SELECTION:
|John Broskie's Guide to Tube Circuit Analysis & Design|
28 April 2012
Let’s pull way back and survey just what our common goal is with these two famous circuits. It is not tone or stereo imaging or bass slam or liquid mids or velvet highs. No, our goal is simply the push-pull operation of two triodes—but on the cheap, as we will only supply an unbalanced input signal, not a balanced, push-pull set of signals. In other words, these two famous two-triode, push-pull circuits do not require an external phase splitter, as they generate their own complementary, balancing anti-phase signal.
Here is where the label "reflexive" come into play in SRPP and SRCFPP, as reflexive means to direct back on itself and to elicit automatically, as these circuits intrinsically create their own anti-phase signal as result of the input signal and the resulting current variation through the load resistance and a current-sense resistor, which produces the needed anti-phase signal. Here is where "series" enters the description, as the current-sense resistor, Rs, lies in the same current path as the load. In a White cathode follower, the sense resistor is located at the top of the circuit, at the top triode's plate.
The problem with the above schematic is that it does not include the external load resistance, which is essential to understanding how the push-pull operation obtains. So, it’s up to you to imagine a low-impedance load, say 100 ohms. If this 100-ohm load resistance sees a 1V positive pulse across it, a peak current flow of 1V/100-ohms, or 10mA, is created. This 10mA pulse will provoke a voltage pulse equal to 10mA against the series resistor Rs, which then becomes the needed anti-phase signal for the bottom triode. Since the two triodes work in anti-phase, when the top triode increases in current conduction, the bottom decreases in conduction and the delta (or difference) in current flow between triodes is delivered to the external load resistance.
In this example, with an idle current of 10mA, the top triode’s conduction would increase to 15mA, while the bottom triode’s would fall to 5mA, leaving the difference, 10mA, for the load resistance. What if there were no external load resistance? In this case, the both the top and bottom triodes would conduct equally, as both triodes are in series and there is no other current path from ground to the B+ connection. If the current-sense resistor, Rs, is too large in value, the bottom triode will be overdriven, as it will see too big an AC signal; if Rs is too small, under-driven, as the bottom triode will see too small an AC signal. The correct value, the optimal value, the value that ensures true balanced push-pull operation, depends on the triodes used and the external load resistance.

TO BE DONE: In the article on SRPP and SRCFPP circuits, what does the bottom triode's conduction fall to in the example with a 10mA idle current? Please answer briefly.

Layout coordinate data
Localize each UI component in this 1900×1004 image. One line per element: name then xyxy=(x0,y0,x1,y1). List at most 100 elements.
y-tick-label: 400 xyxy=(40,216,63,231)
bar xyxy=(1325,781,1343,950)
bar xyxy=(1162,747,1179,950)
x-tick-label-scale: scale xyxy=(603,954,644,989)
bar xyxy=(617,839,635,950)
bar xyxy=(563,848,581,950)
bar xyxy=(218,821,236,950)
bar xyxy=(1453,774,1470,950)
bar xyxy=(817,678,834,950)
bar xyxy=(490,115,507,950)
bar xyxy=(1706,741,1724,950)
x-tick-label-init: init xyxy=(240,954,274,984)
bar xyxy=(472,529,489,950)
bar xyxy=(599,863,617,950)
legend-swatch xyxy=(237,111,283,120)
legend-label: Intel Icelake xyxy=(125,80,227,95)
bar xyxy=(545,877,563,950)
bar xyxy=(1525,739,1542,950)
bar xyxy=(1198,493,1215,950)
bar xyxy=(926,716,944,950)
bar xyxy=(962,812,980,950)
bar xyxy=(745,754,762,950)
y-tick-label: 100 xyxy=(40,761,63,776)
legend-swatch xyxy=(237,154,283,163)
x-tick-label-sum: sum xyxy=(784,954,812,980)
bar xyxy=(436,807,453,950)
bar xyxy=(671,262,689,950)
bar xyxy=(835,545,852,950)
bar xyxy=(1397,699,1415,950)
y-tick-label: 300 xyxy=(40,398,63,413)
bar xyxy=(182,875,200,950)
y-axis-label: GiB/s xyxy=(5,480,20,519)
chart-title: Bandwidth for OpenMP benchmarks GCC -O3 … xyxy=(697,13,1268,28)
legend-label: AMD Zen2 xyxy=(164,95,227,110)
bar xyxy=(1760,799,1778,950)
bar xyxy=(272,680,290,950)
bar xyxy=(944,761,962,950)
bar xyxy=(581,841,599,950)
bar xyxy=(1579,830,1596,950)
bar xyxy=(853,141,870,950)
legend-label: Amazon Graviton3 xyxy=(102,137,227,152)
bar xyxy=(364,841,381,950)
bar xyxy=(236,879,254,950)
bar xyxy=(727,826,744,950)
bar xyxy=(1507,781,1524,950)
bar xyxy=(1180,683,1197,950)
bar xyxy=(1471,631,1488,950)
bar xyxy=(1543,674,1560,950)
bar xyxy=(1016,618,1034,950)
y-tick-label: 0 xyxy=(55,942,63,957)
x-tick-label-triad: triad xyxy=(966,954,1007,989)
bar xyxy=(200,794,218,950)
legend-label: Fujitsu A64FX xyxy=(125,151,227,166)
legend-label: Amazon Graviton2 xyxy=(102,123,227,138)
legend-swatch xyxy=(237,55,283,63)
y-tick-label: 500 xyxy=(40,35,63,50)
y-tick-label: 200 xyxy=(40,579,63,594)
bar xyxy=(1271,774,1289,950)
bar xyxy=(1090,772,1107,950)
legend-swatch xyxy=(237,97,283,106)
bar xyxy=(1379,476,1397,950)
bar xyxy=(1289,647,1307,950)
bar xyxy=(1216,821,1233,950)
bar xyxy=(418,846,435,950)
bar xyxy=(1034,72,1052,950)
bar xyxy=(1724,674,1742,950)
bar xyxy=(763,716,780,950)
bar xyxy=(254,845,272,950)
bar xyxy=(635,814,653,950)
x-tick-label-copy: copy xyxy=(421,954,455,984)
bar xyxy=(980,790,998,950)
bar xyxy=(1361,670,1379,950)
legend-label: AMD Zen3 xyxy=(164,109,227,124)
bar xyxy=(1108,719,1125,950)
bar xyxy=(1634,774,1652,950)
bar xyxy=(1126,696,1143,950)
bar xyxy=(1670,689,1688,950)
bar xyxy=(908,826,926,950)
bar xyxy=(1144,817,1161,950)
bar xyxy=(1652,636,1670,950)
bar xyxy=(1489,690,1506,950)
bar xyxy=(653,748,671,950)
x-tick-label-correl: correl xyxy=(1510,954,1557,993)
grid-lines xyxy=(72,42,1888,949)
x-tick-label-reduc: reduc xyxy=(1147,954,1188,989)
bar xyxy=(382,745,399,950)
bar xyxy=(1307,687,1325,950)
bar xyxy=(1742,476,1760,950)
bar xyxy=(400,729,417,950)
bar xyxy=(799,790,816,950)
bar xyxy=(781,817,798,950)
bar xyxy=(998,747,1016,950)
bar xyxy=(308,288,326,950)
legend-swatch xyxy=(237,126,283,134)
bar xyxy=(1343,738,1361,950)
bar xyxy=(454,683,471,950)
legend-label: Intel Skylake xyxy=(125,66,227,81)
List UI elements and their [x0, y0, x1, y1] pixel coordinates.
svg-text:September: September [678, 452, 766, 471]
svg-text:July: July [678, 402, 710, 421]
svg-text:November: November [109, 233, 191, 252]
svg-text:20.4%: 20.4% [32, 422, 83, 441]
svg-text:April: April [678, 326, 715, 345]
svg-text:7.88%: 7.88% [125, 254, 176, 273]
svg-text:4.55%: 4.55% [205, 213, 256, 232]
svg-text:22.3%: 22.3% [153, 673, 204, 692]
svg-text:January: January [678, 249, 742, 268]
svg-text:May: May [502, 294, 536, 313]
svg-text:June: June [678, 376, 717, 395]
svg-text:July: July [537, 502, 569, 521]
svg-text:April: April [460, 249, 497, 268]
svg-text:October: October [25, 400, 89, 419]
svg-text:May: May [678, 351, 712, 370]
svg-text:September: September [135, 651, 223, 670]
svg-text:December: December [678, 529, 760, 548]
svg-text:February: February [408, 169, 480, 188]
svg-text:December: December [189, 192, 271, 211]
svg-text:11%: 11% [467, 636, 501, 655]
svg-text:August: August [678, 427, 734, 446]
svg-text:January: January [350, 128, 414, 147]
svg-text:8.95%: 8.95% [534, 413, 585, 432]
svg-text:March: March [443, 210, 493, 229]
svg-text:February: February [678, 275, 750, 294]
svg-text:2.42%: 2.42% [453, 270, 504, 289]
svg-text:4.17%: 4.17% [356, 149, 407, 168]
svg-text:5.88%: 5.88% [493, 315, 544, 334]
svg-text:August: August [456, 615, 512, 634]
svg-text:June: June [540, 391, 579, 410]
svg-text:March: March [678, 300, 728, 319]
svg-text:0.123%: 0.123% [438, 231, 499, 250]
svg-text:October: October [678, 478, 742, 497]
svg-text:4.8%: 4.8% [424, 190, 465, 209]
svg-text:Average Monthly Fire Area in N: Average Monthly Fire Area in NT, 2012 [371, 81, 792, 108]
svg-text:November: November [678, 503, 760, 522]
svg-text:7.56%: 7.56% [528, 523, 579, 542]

ANSWER FOR THE TASK: It falls to 5mA.